◆ **SET TASK**: Restate the listing below word for word, omitting any images.

◆ **SUPPLIED DATA**:
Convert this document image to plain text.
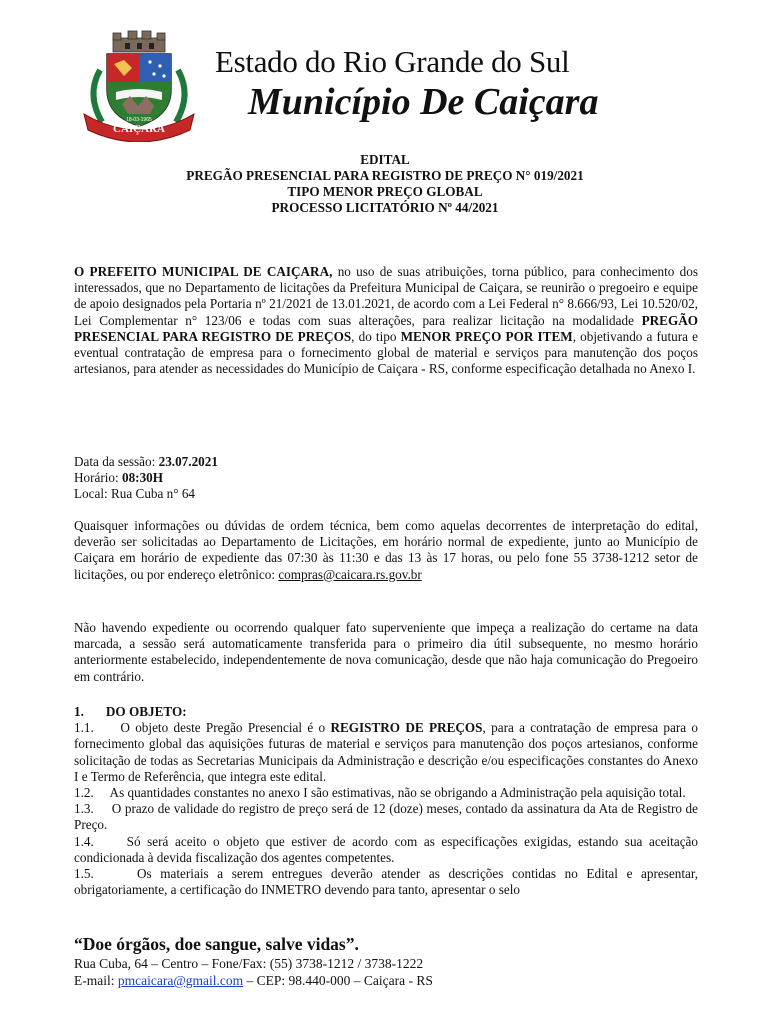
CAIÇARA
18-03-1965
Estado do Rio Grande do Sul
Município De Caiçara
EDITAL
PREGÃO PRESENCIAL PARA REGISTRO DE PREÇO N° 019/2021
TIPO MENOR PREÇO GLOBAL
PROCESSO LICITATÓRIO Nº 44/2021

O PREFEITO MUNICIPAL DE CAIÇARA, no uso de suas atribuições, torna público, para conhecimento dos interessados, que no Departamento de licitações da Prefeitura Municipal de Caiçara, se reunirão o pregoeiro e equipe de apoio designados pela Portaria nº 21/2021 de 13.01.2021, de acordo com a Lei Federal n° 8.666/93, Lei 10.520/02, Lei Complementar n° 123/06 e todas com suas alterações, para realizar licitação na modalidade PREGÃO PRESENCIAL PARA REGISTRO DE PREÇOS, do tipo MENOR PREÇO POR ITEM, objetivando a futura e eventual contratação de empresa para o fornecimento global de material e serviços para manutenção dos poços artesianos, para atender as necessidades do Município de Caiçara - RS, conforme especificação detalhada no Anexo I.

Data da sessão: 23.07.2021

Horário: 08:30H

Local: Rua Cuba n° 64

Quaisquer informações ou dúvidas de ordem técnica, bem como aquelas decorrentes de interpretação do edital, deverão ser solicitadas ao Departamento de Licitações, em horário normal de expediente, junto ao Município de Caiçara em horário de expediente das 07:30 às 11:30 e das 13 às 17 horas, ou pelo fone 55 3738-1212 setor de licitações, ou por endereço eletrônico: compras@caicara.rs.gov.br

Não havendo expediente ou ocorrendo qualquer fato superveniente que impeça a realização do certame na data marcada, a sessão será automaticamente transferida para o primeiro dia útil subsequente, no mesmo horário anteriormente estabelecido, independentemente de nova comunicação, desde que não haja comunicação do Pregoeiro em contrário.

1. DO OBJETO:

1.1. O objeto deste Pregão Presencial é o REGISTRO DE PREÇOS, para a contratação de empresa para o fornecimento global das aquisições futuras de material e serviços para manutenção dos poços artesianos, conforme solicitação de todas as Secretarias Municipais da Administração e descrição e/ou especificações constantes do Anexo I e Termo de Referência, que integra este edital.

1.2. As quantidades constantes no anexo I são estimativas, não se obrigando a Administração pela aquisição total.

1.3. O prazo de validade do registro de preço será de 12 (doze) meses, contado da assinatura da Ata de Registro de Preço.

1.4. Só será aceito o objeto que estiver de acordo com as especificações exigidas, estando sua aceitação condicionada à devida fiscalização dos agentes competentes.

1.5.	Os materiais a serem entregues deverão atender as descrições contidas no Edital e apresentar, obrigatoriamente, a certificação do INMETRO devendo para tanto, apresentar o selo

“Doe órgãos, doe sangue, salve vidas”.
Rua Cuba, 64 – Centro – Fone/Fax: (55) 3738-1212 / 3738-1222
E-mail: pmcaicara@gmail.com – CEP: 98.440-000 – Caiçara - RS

◆ **SOLUTION**:
Convert this document image to plain text.
CAIÇARA
18-03-1965
Estado do Rio Grande do Sul
Município De Caiçara
EDITAL
PREGÃO PRESENCIAL PARA REGISTRO DE PREÇO N° 019/2021
TIPO MENOR PREÇO GLOBAL
PROCESSO LICITATÓRIO Nº 44/2021

O PREFEITO MUNICIPAL DE CAIÇARA, no uso de suas atribuições, torna público, para conhecimento dos interessados, que no Departamento de licitações da Prefeitura Municipal de Caiçara, se reunirão o pregoeiro e equipe de apoio designados pela Portaria nº 21/2021 de 13.01.2021, de acordo com a Lei Federal n° 8.666/93, Lei 10.520/02, Lei Complementar n° 123/06 e todas com suas alterações, para realizar licitação na modalidade PREGÃO PRESENCIAL PARA REGISTRO DE PREÇOS, do tipo MENOR PREÇO POR ITEM, objetivando a futura e eventual contratação de empresa para o fornecimento global de material e serviços para manutenção dos poços artesianos, para atender as necessidades do Município de Caiçara - RS, conforme especificação detalhada no Anexo I.

Data da sessão: 23.07.2021

Horário: 08:30H

Local: Rua Cuba n° 64

Quaisquer informações ou dúvidas de ordem técnica, bem como aquelas decorrentes de interpretação do edital, deverão ser solicitadas ao Departamento de Licitações, em horário normal de expediente, junto ao Município de Caiçara em horário de expediente das 07:30 às 11:30 e das 13 às 17 horas, ou pelo fone 55 3738-1212 setor de licitações, ou por endereço eletrônico: compras@caicara.rs.gov.br

Não havendo expediente ou ocorrendo qualquer fato superveniente que impeça a realização do certame na data marcada, a sessão será automaticamente transferida para o primeiro dia útil subsequente, no mesmo horário anteriormente estabelecido, independentemente de nova comunicação, desde que não haja comunicação do Pregoeiro em contrário.

1. DO OBJETO:

1.1. O objeto deste Pregão Presencial é o REGISTRO DE PREÇOS, para a contratação de empresa para o fornecimento global das aquisições futuras de material e serviços para manutenção dos poços artesianos, conforme solicitação de todas as Secretarias Municipais da Administração e descrição e/ou especificações constantes do Anexo I e Termo de Referência, que integra este edital.

1.2. As quantidades constantes no anexo I são estimativas, não se obrigando a Administração pela aquisição total.

1.3. O prazo de validade do registro de preço será de 12 (doze) meses, contado da assinatura da Ata de Registro de Preço.

1.4. Só será aceito o objeto que estiver de acordo com as especificações exigidas, estando sua aceitação condicionada à devida fiscalização dos agentes competentes.

1.5.	Os materiais a serem entregues deverão atender as descrições contidas no Edital e apresentar, obrigatoriamente, a certificação do INMETRO devendo para tanto, apresentar o selo

“Doe órgãos, doe sangue, salve vidas”.
Rua Cuba, 64 – Centro – Fone/Fax: (55) 3738-1212 / 3738-1222
E-mail: pmcaicara@gmail.com – CEP: 98.440-000 – Caiçara - RS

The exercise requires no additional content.